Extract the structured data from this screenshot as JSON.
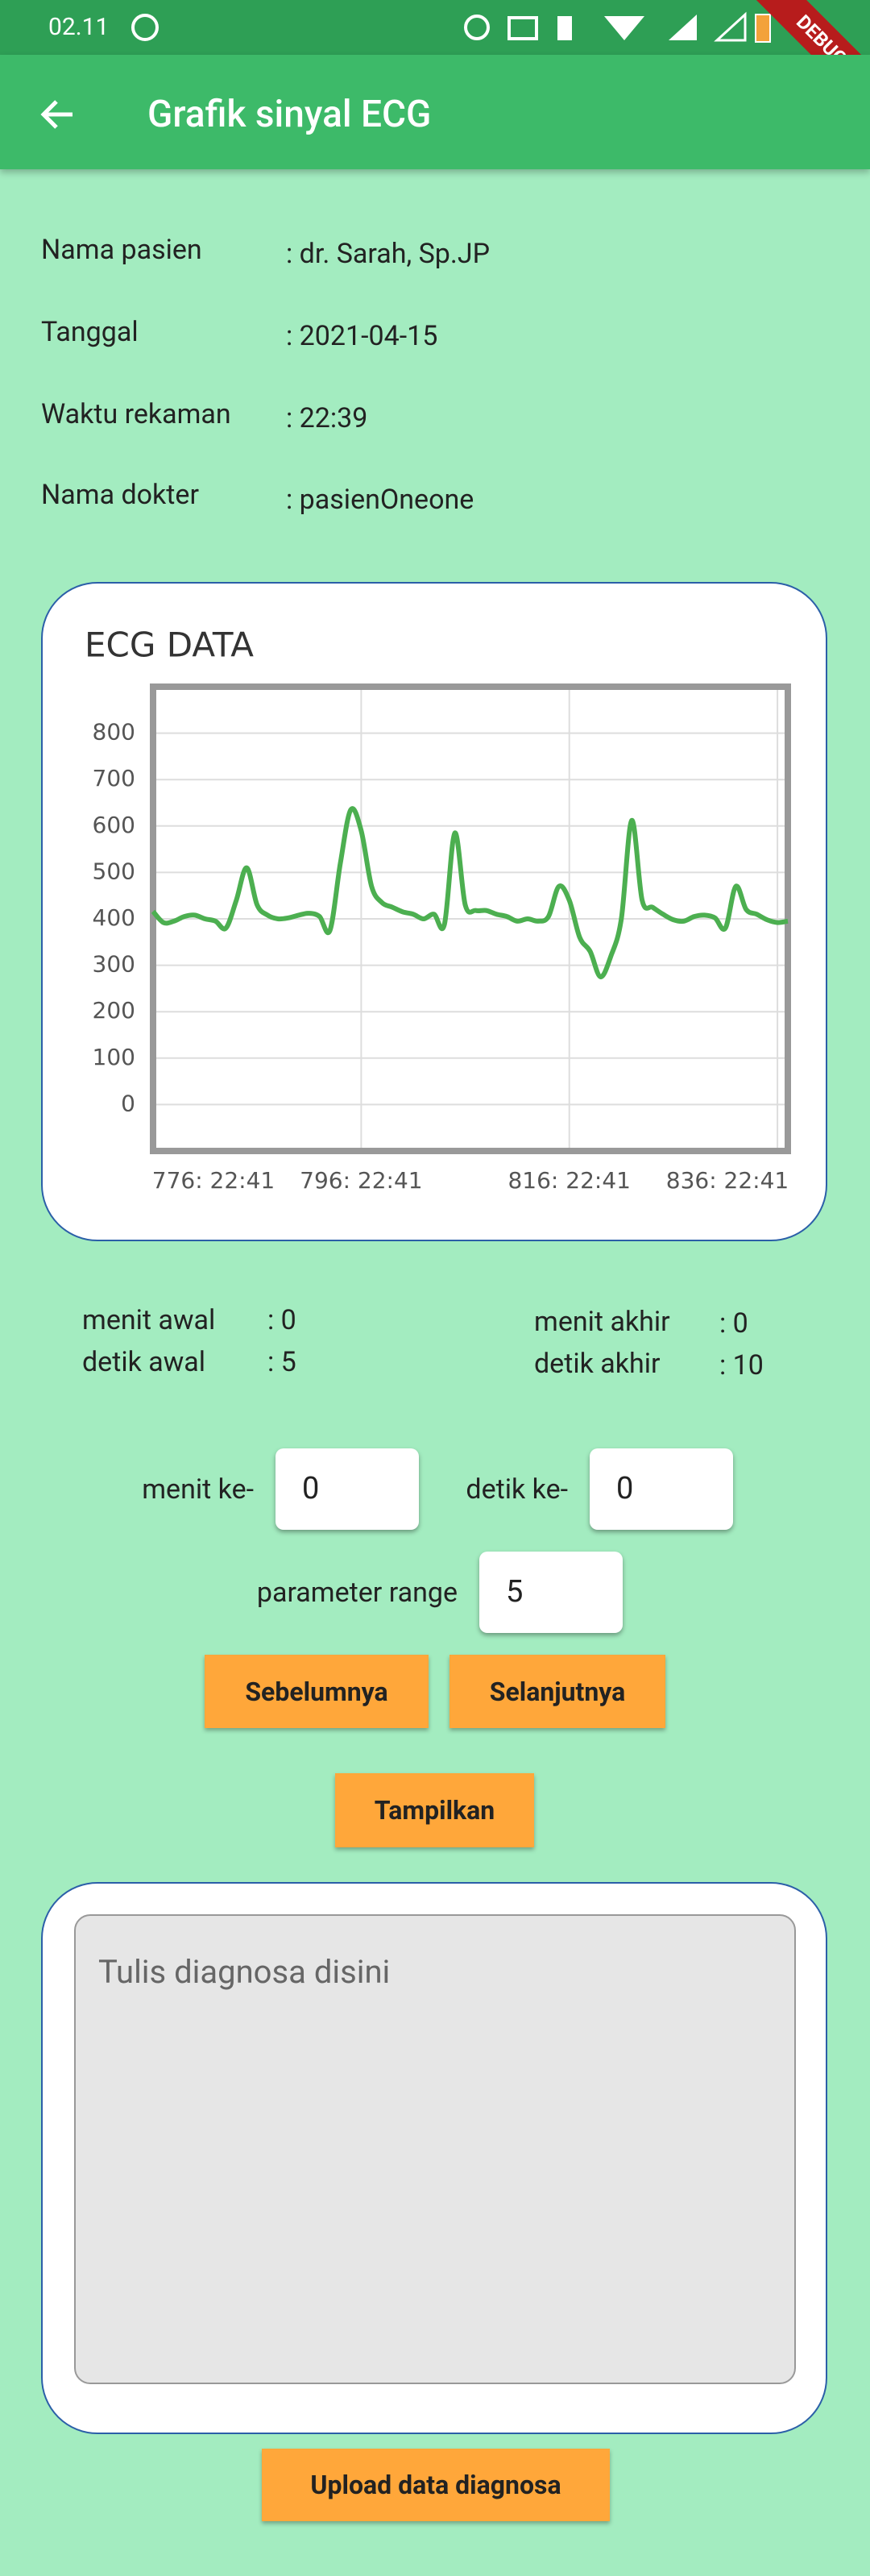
{
  "status_bar": {
    "time": "02.11"
  },
  "debug_banner": "DEBUG",
  "app_bar": {
    "title": "Grafik sinyal ECG"
  },
  "patient_info": {
    "rows": [
      {
        "label": "Nama pasien",
        "value": ": dr. Sarah, Sp.JP"
      },
      {
        "label": "Tanggal",
        "value": ": 2021-04-15"
      },
      {
        "label": "Waktu rekaman",
        "value": ": 22:39"
      },
      {
        "label": "Nama dokter",
        "value": ": pasienOneone"
      }
    ]
  },
  "chart_data": {
    "type": "line",
    "title": "ECG DATA",
    "color": "#4caf50",
    "x": [
      776,
      777,
      778,
      779,
      780,
      781,
      782,
      783,
      784,
      785,
      786,
      787,
      788,
      789,
      790,
      791,
      792,
      793,
      794,
      795,
      796,
      797,
      798,
      799,
      800,
      801,
      802,
      803,
      804,
      805,
      806,
      807,
      808,
      809,
      810,
      811,
      812,
      813,
      814,
      815,
      816,
      817,
      818,
      819,
      820,
      821,
      822,
      823,
      824,
      825,
      826,
      827,
      828,
      829,
      830,
      831,
      832,
      833,
      834,
      835,
      836,
      837
    ],
    "values": [
      416,
      392,
      395,
      405,
      408,
      400,
      395,
      380,
      440,
      510,
      430,
      408,
      400,
      402,
      408,
      412,
      405,
      375,
      520,
      635,
      590,
      470,
      435,
      425,
      415,
      410,
      400,
      410,
      388,
      585,
      430,
      418,
      418,
      410,
      405,
      395,
      400,
      395,
      405,
      470,
      440,
      360,
      330,
      275,
      320,
      400,
      612,
      440,
      425,
      410,
      398,
      395,
      405,
      408,
      402,
      380,
      470,
      420,
      410,
      398,
      392,
      395
    ],
    "xlim": [
      776,
      837
    ],
    "xticks": [
      {
        "value": 776,
        "label": "776: 22:41"
      },
      {
        "value": 796,
        "label": "796: 22:41"
      },
      {
        "value": 816,
        "label": "816: 22:41"
      },
      {
        "value": 836,
        "label": "836: 22:41"
      }
    ],
    "ylim": [
      -100,
      900
    ],
    "yticks": [
      0,
      100,
      200,
      300,
      400,
      500,
      600,
      700,
      800
    ],
    "grid": true
  },
  "range_info": {
    "start": [
      {
        "label": "menit awal",
        "value": ": 0"
      },
      {
        "label": "detik awal",
        "value": ": 5"
      }
    ],
    "end": [
      {
        "label": "menit akhir",
        "value": ": 0"
      },
      {
        "label": "detik akhir",
        "value": ": 10"
      }
    ]
  },
  "controls": {
    "minute_label": "menit ke-",
    "minute_value": "0",
    "second_label": "detik ke-",
    "second_value": "0",
    "range_label": "parameter range",
    "range_value": "5",
    "prev_button": "Sebelumnya",
    "next_button": "Selanjutnya",
    "show_button": "Tampilkan"
  },
  "diagnosis": {
    "placeholder": "Tulis diagnosa disini",
    "upload_button": "Upload data diagnosa"
  }
}
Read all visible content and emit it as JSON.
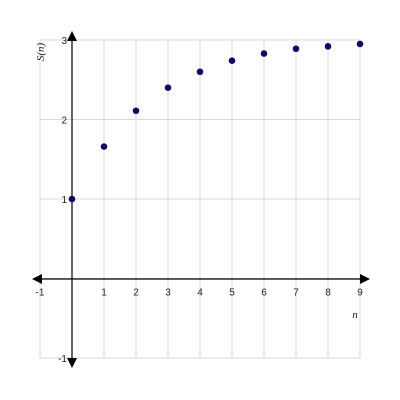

_WHAT IS BEING ASKED_
Print all of the records shown above exactly, leaving out each picture.

_FINAL ANSWER_
Extract the structured data from this screenshot as JSON.
{
  "status_bar": {
    "time": "02.11"
  },
  "debug_banner": "DEBUG",
  "app_bar": {
    "title": "Grafik sinyal ECG"
  },
  "patient_info": {
    "rows": [
      {
        "label": "Nama pasien",
        "value": ": dr. Sarah, Sp.JP"
      },
      {
        "label": "Tanggal",
        "value": ": 2021-04-15"
      },
      {
        "label": "Waktu rekaman",
        "value": ": 22:39"
      },
      {
        "label": "Nama dokter",
        "value": ": pasienOneone"
      }
    ]
  },
  "chart_data": {
    "type": "line",
    "title": "ECG DATA",
    "color": "#4caf50",
    "x": [
      776,
      777,
      778,
      779,
      780,
      781,
      782,
      783,
      784,
      785,
      786,
      787,
      788,
      789,
      790,
      791,
      792,
      793,
      794,
      795,
      796,
      797,
      798,
      799,
      800,
      801,
      802,
      803,
      804,
      805,
      806,
      807,
      808,
      809,
      810,
      811,
      812,
      813,
      814,
      815,
      816,
      817,
      818,
      819,
      820,
      821,
      822,
      823,
      824,
      825,
      826,
      827,
      828,
      829,
      830,
      831,
      832,
      833,
      834,
      835,
      836,
      837
    ],
    "values": [
      416,
      392,
      395,
      405,
      408,
      400,
      395,
      380,
      440,
      510,
      430,
      408,
      400,
      402,
      408,
      412,
      405,
      375,
      520,
      635,
      590,
      470,
      435,
      425,
      415,
      410,
      400,
      410,
      388,
      585,
      430,
      418,
      418,
      410,
      405,
      395,
      400,
      395,
      405,
      470,
      440,
      360,
      330,
      275,
      320,
      400,
      612,
      440,
      425,
      410,
      398,
      395,
      405,
      408,
      402,
      380,
      470,
      420,
      410,
      398,
      392,
      395
    ],
    "xlim": [
      776,
      837
    ],
    "xticks": [
      {
        "value": 776,
        "label": "776: 22:41"
      },
      {
        "value": 796,
        "label": "796: 22:41"
      },
      {
        "value": 816,
        "label": "816: 22:41"
      },
      {
        "value": 836,
        "label": "836: 22:41"
      }
    ],
    "ylim": [
      -100,
      900
    ],
    "yticks": [
      0,
      100,
      200,
      300,
      400,
      500,
      600,
      700,
      800
    ],
    "grid": true
  },
  "range_info": {
    "start": [
      {
        "label": "menit awal",
        "value": ": 0"
      },
      {
        "label": "detik awal",
        "value": ": 5"
      }
    ],
    "end": [
      {
        "label": "menit akhir",
        "value": ": 0"
      },
      {
        "label": "detik akhir",
        "value": ": 10"
      }
    ]
  },
  "controls": {
    "minute_label": "menit ke-",
    "minute_value": "0",
    "second_label": "detik ke-",
    "second_value": "0",
    "range_label": "parameter range",
    "range_value": "5",
    "prev_button": "Sebelumnya",
    "next_button": "Selanjutnya",
    "show_button": "Tampilkan"
  },
  "diagnosis": {
    "placeholder": "Tulis diagnosa disini",
    "upload_button": "Upload data diagnosa"
  }
}
Read all visible content and emit it as JSON.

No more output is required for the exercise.